■ Text passage
● ● ●

George Stubbs


published 1789

Not on display

George Stubbs 1724–1806
Engraving on paper
Image: 530 × 707 mm
Transferred from the British Museum 1983

Catalogue entry

T03779 LABOURERS published 1789

Engraving, mixed method, image and plate 20 7/8 × 27 7/8 (530 × 707) on hand-made wove paper closely trimmed to plate-mark (lower right edge cut within image) Writing-engraving within image bottom centre ‘LABOURERS. | Painted, Engraved & Published by Geo. Stubbs, 1 Jany. 1789, No. 24, Somerset Street, Portman Sq. London.’; on the back, stamped twice by the British Museum (i) on accession, with no. 1865-1-14-905; (ii) on transfer, like T03778
Transferred by the Trustees of the British Museum 1983
Prov: ...; purchased by the British Museum from Mr Daniell (see T03778) 1865; transferred to the Tate as a duplicate 1983
Lit: Basil Taylor, The Prints of George Stubbs, 1969, no.15, repr. p.47 from another impression; Richard Godfrey, ‘George Stubbs as a Printmaker’, Print Collector's Newsetter, XIII, no.4, 1982, p.116; Judy Egerton, George Stubbs, 1984, p.47

Probably engraved after the oil painting of 1779 (National Trust, Upton House, Lord Bearsted Collection), in reverse direction, centering the group of labourers, cart and dog and omitting part of the background, including the view of the lodge and park at Southill. In Stubbs's print prospectus of 1788 (see T03778), ‘Labourers’ was advertised as a companion to ‘Farmer's Wife and Raven’, price £1.6s.od. each.

● ● ●

■ Entries provided
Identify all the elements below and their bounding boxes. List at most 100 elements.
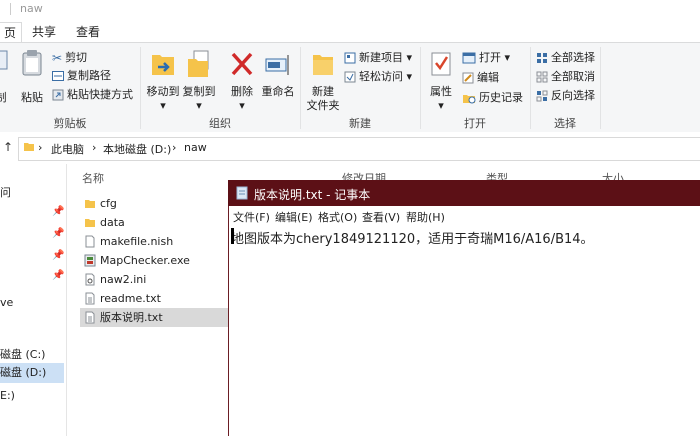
clipboard-icon (22, 50, 42, 76)
delete-button[interactable]: 删除 ▾ (228, 49, 256, 113)
notepad-menu-bar: 文件(F) 编辑(E) 格式(O) 查看(V) 帮助(H) (229, 206, 700, 226)
group-clipboard-label: 剪贴板 (53, 117, 87, 130)
ribbon: 制 粘贴 ✂ 剪切 复制路径 粘贴快捷方式 剪贴板 移动到 ▾ 复制到 ▾ 删除 … (0, 42, 700, 134)
properties-button[interactable]: 属性 ▾ (426, 49, 456, 113)
pin-icon: 📌 (52, 270, 65, 281)
folder-icon (24, 143, 34, 151)
file-row-selected[interactable]: 版本说明.txt (80, 308, 228, 327)
select-all-button[interactable]: 全部选择 (536, 49, 595, 67)
easy-access-button[interactable]: 轻松访问 ▾ (344, 68, 412, 86)
invert-selection-label: 反向选择 (551, 89, 595, 102)
file-name: data (100, 216, 125, 229)
file-row[interactable]: naw2.ini (80, 270, 228, 289)
rename-button[interactable]: 重命名 (260, 49, 296, 99)
edit-label: 编辑 (477, 71, 499, 84)
new-folder-label: 新建 文件夹 (306, 85, 340, 112)
pin-quick-access-button[interactable]: 制 (0, 49, 10, 105)
history-label: 历史记录 (479, 91, 523, 104)
ribbon-tabs: 页 共享 查看 (0, 18, 700, 43)
folder-icon (85, 200, 95, 208)
new-item-label: 新建项目 (359, 51, 403, 64)
exe-icon (84, 254, 96, 267)
menu-file[interactable]: 文件(F) (233, 209, 270, 225)
tab-share[interactable]: 共享 (24, 22, 64, 42)
pin-icon: 📌 (52, 250, 65, 261)
chevron-right-icon: › (92, 141, 97, 154)
column-name[interactable]: 名称 (82, 170, 104, 186)
select-all-icon (537, 53, 547, 63)
select-none-icon (536, 71, 548, 83)
file-name: readme.txt (100, 292, 161, 305)
copy-path-label: 复制路径 (67, 69, 111, 82)
nav-item-drive-c[interactable]: 磁盘 (C:) (0, 346, 45, 362)
new-item-button[interactable]: 新建项目 ▾ (344, 49, 412, 67)
file-row[interactable]: data (80, 213, 228, 232)
invert-selection-icon (536, 90, 548, 102)
new-item-icon (344, 52, 356, 64)
copy-path-icon (52, 71, 64, 81)
menu-help[interactable]: 帮助(H) (406, 209, 445, 225)
file-row[interactable]: readme.txt (80, 289, 228, 308)
breadcrumb-drive-d[interactable]: 本地磁盘 (D:) (103, 141, 171, 157)
tab-view[interactable]: 查看 (68, 22, 108, 42)
text-file-icon (85, 292, 95, 305)
delete-x-icon (231, 52, 253, 76)
scissors-icon: ✂ (52, 51, 63, 65)
move-to-icon (152, 55, 174, 75)
notepad-text-area[interactable]: 地图版本为chery1849121120，适用于奇瑞M16/A16/B14。 (231, 228, 594, 247)
notepad-title: 版本说明.txt - 记事本 (254, 188, 371, 202)
copy-path-button[interactable]: 复制路径 (52, 67, 111, 85)
menu-view[interactable]: 查看(V) (362, 209, 400, 225)
move-to-label: 移动到 ▾ (146, 85, 180, 112)
paste-shortcut-button[interactable]: 粘贴快捷方式 (52, 86, 133, 104)
easy-access-label: 轻松访问 (359, 70, 403, 83)
title-separator (10, 3, 11, 15)
breadcrumb-naw[interactable]: naw (184, 141, 207, 154)
chevron-right-icon: › (38, 141, 43, 154)
notepad-title-bar[interactable]: 版本说明.txt - 记事本 (228, 180, 700, 206)
paste-button[interactable]: 粘贴 (18, 49, 46, 105)
select-none-button[interactable]: 全部取消 (536, 68, 595, 86)
nav-item-onedrive[interactable]: ve (0, 296, 13, 309)
paste-shortcut-label: 粘贴快捷方式 (67, 88, 133, 101)
new-folder-button[interactable]: 新建 文件夹 (305, 49, 341, 113)
invert-selection-button[interactable]: 反向选择 (536, 87, 595, 105)
file-row[interactable]: MapChecker.exe (80, 251, 228, 270)
rename-label: 重命名 (261, 85, 295, 98)
file-row[interactable]: makefile.nish (80, 232, 228, 251)
pin-icon: 📌 (52, 206, 65, 217)
select-none-label: 全部取消 (551, 70, 595, 83)
history-button[interactable]: 历史记录 (462, 89, 523, 107)
file-name: 版本说明.txt (100, 311, 163, 324)
breadcrumb-this-pc[interactable]: 此电脑 (51, 141, 84, 157)
move-to-button[interactable]: 移动到 ▾ (146, 49, 180, 113)
properties-icon (431, 52, 451, 76)
window-title: naw (20, 2, 43, 15)
copy-to-label: 复制到 ▾ (182, 85, 216, 112)
open-icon (462, 52, 476, 64)
open-button[interactable]: 打开 ▾ (462, 49, 510, 67)
pin-label: 制 (0, 91, 7, 104)
rename-icon (265, 55, 289, 75)
nav-item-quick-access[interactable]: 问 (0, 184, 11, 200)
properties-label: 属性 ▾ (430, 85, 452, 112)
tab-home[interactable]: 页 (0, 22, 22, 43)
file-name: makefile.nish (100, 235, 174, 248)
file-row[interactable]: cfg (80, 194, 228, 213)
open-label: 打开 (479, 51, 501, 64)
explorer-title-bar: naw (0, 0, 700, 18)
cut-button[interactable]: ✂ 剪切 (52, 49, 87, 67)
file-name: cfg (100, 197, 117, 210)
notepad-icon (236, 186, 248, 200)
settings-file-icon (85, 273, 95, 286)
menu-edit[interactable]: 编辑(E) (275, 209, 313, 225)
up-arrow-icon[interactable]: ↑ (3, 140, 13, 154)
menu-format[interactable]: 格式(O) (318, 209, 357, 225)
nav-item-drive-e[interactable]: E:) (0, 389, 15, 402)
pin-icon (0, 50, 8, 70)
edit-button[interactable]: 编辑 (462, 69, 499, 87)
history-icon (463, 95, 476, 104)
easy-access-icon (344, 71, 356, 83)
copy-to-button[interactable]: 复制到 ▾ (182, 49, 216, 113)
nav-item-drive-d[interactable]: 磁盘 (D:) (0, 363, 64, 383)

● ● ●

■ Problem 1
Write out the passage of the catalogue entry on Stubbs's "Labourers" from "Probably engraved after" up to and including "price £1.6s.od. each.".
■ Problem 2
According to the catalogue entry on Stubbs's "Labourers," from whom did the British Museum purchase the print, and in what year?

■ Full answer 1
Probably engraved after the oil painting of 1779 (National Trust, Upton House, Lord Bearsted Collection), in reverse direction, centering the group of labourers, cart and dog and omitting part of the background, including the view of the lodge and park at Southill. In Stubbs's print prospectus of 1788 (see T03778), ‘Labourers’ was advertised as a companion to ‘Farmer's Wife and Raven’, price £1.6s.od. each.

■ Full answer 2
From Mr Daniell, in 1865.